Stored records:

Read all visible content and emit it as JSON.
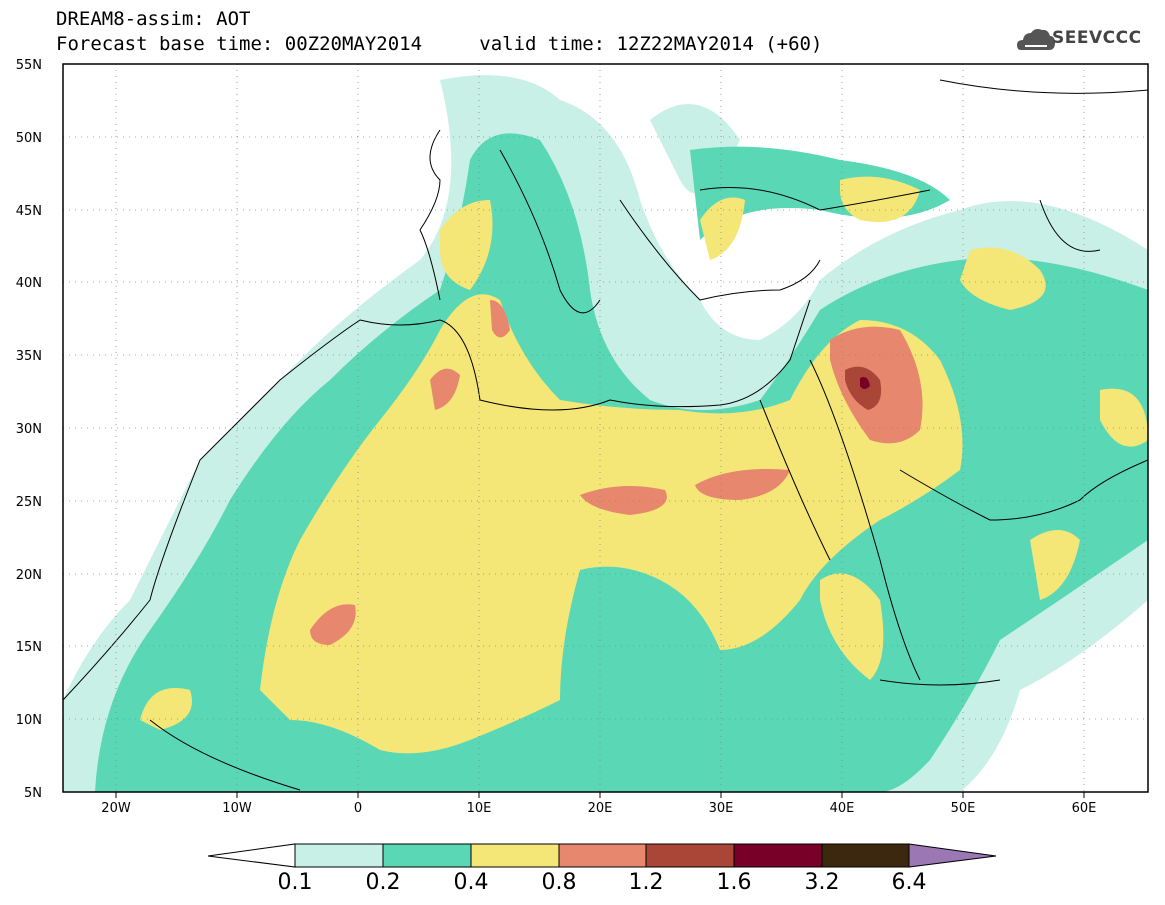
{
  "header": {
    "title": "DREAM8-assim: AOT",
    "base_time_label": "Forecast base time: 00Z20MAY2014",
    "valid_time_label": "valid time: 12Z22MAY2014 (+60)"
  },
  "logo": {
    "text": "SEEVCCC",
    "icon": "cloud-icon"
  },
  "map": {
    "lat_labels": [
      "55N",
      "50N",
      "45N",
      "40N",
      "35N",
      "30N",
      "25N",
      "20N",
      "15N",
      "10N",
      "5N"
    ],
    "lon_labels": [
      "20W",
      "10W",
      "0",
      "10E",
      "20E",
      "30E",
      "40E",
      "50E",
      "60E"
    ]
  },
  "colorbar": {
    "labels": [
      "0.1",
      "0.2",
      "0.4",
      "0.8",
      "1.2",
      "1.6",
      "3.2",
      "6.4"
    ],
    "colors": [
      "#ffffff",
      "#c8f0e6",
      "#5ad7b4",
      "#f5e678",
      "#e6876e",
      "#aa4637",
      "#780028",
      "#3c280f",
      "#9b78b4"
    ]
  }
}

--

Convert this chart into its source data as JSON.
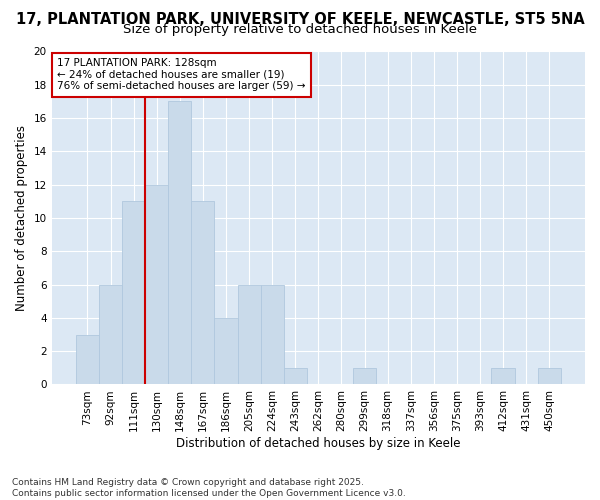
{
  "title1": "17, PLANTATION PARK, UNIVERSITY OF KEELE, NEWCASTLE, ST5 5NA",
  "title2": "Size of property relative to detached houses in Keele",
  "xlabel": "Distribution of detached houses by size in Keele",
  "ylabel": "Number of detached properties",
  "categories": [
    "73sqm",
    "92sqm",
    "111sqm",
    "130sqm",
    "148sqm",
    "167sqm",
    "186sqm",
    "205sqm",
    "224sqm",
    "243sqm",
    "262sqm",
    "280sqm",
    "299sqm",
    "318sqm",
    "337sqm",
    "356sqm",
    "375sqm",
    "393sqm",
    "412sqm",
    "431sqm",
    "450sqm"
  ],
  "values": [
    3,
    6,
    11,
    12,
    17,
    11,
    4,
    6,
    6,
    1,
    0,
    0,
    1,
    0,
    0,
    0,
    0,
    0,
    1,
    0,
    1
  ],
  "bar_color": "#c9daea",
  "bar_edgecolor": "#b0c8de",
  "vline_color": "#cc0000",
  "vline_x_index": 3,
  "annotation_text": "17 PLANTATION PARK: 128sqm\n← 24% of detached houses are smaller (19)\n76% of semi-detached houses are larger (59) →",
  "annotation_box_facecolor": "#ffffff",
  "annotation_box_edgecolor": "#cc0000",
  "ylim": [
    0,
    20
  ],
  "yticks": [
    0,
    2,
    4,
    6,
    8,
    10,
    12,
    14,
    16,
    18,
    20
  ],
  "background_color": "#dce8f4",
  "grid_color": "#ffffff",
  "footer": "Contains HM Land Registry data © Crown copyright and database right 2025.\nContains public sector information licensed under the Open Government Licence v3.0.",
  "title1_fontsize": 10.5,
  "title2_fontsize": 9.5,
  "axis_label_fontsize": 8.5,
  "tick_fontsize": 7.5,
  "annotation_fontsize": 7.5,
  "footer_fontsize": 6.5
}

Directive: Filter out every line that lacks the word "JSON", and copy the rest.

Solution to this problem:
Read all visible content and emit it as JSON.
Convert this chart into its source data as JSON.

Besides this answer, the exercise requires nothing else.